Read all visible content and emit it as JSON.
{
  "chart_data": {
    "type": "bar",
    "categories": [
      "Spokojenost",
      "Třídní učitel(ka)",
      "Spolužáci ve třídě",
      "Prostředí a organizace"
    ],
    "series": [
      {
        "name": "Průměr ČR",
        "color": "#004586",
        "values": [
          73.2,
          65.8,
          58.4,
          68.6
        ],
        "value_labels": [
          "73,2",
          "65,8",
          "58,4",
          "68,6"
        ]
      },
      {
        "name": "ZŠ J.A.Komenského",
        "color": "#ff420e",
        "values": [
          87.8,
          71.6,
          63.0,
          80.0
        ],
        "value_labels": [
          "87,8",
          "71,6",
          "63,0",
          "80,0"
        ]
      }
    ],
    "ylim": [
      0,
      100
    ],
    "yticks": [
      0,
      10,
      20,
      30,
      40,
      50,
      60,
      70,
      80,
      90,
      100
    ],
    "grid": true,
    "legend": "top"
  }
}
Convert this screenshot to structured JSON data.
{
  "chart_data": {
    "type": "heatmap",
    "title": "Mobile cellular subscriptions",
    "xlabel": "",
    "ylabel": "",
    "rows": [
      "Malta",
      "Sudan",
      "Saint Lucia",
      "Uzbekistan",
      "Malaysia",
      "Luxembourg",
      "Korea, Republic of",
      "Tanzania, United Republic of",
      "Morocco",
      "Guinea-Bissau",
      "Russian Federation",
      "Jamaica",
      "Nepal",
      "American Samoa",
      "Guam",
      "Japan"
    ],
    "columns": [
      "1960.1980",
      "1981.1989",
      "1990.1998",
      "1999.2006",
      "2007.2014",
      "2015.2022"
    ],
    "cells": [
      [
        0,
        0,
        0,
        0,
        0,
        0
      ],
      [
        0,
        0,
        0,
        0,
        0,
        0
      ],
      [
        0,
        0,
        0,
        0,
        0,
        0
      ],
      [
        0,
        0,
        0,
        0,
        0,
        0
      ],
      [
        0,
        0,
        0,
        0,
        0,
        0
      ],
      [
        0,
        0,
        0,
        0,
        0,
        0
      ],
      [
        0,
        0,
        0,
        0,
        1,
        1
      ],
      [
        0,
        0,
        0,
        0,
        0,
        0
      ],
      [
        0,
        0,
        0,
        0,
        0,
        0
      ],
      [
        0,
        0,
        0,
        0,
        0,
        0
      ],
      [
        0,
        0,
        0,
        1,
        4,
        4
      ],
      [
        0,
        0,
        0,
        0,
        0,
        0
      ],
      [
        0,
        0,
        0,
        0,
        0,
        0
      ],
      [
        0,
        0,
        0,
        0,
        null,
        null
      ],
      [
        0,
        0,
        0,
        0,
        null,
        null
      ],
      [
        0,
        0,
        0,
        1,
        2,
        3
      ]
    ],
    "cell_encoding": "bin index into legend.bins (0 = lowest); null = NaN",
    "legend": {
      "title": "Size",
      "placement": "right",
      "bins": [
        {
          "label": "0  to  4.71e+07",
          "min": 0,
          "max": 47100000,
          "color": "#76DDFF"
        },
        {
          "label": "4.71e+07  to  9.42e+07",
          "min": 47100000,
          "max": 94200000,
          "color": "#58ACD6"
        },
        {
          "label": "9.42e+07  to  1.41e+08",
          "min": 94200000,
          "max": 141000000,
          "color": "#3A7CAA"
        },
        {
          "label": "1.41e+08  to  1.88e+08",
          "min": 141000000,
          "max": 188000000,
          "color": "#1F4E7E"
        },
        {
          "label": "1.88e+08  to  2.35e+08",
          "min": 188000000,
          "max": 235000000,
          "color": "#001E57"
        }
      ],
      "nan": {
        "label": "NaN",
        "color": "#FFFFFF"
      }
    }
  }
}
◆ ◆ ◆ ◆ ◆
§ **Exercise task**
Give back the whole listing, word for word.

§ **Written response**
Read all visible content and emit it as JSON.
{
  "chart_data": {
    "type": "bar",
    "categories": [
      "Spokojenost",
      "Třídní učitel(ka)",
      "Spolužáci ve třídě",
      "Prostředí a organizace"
    ],
    "series": [
      {
        "name": "Průměr ČR",
        "color": "#004586",
        "values": [
          73.2,
          65.8,
          58.4,
          68.6
        ],
        "value_labels": [
          "73,2",
          "65,8",
          "58,4",
          "68,6"
        ]
      },
      {
        "name": "ZŠ J.A.Komenského",
        "color": "#ff420e",
        "values": [
          87.8,
          71.6,
          63.0,
          80.0
        ],
        "value_labels": [
          "87,8",
          "71,6",
          "63,0",
          "80,0"
        ]
      }
    ],
    "ylim": [
      0,
      100
    ],
    "yticks": [
      0,
      10,
      20,
      30,
      40,
      50,
      60,
      70,
      80,
      90,
      100
    ],
    "grid": true,
    "legend": "top"
  }
}
Convert this screenshot to structured JSON data.
{
  "chart_data": {
    "type": "heatmap",
    "title": "Mobile cellular subscriptions",
    "xlabel": "",
    "ylabel": "",
    "rows": [
      "Malta",
      "Sudan",
      "Saint Lucia",
      "Uzbekistan",
      "Malaysia",
      "Luxembourg",
      "Korea, Republic of",
      "Tanzania, United Republic of",
      "Morocco",
      "Guinea-Bissau",
      "Russian Federation",
      "Jamaica",
      "Nepal",
      "American Samoa",
      "Guam",
      "Japan"
    ],
    "columns": [
      "1960.1980",
      "1981.1989",
      "1990.1998",
      "1999.2006",
      "2007.2014",
      "2015.2022"
    ],
    "cells": [
      [
        0,
        0,
        0,
        0,
        0,
        0
      ],
      [
        0,
        0,
        0,
        0,
        0,
        0
      ],
      [
        0,
        0,
        0,
        0,
        0,
        0
      ],
      [
        0,
        0,
        0,
        0,
        0,
        0
      ],
      [
        0,
        0,
        0,
        0,
        0,
        0
      ],
      [
        0,
        0,
        0,
        0,
        0,
        0
      ],
      [
        0,
        0,
        0,
        0,
        1,
        1
      ],
      [
        0,
        0,
        0,
        0,
        0,
        0
      ],
      [
        0,
        0,
        0,
        0,
        0,
        0
      ],
      [
        0,
        0,
        0,
        0,
        0,
        0
      ],
      [
        0,
        0,
        0,
        1,
        4,
        4
      ],
      [
        0,
        0,
        0,
        0,
        0,
        0
      ],
      [
        0,
        0,
        0,
        0,
        0,
        0
      ],
      [
        0,
        0,
        0,
        0,
        null,
        null
      ],
      [
        0,
        0,
        0,
        0,
        null,
        null
      ],
      [
        0,
        0,
        0,
        1,
        2,
        3
      ]
    ],
    "cell_encoding": "bin index into legend.bins (0 = lowest); null = NaN",
    "legend": {
      "title": "Size",
      "placement": "right",
      "bins": [
        {
          "label": "0  to  4.71e+07",
          "min": 0,
          "max": 47100000,
          "color": "#76DDFF"
        },
        {
          "label": "4.71e+07  to  9.42e+07",
          "min": 47100000,
          "max": 94200000,
          "color": "#58ACD6"
        },
        {
          "label": "9.42e+07  to  1.41e+08",
          "min": 94200000,
          "max": 141000000,
          "color": "#3A7CAA"
        },
        {
          "label": "1.41e+08  to  1.88e+08",
          "min": 141000000,
          "max": 188000000,
          "color": "#1F4E7E"
        },
        {
          "label": "1.88e+08  to  2.35e+08",
          "min": 188000000,
          "max": 235000000,
          "color": "#001E57"
        }
      ],
      "nan": {
        "label": "NaN",
        "color": "#FFFFFF"
      }
    }
  }
}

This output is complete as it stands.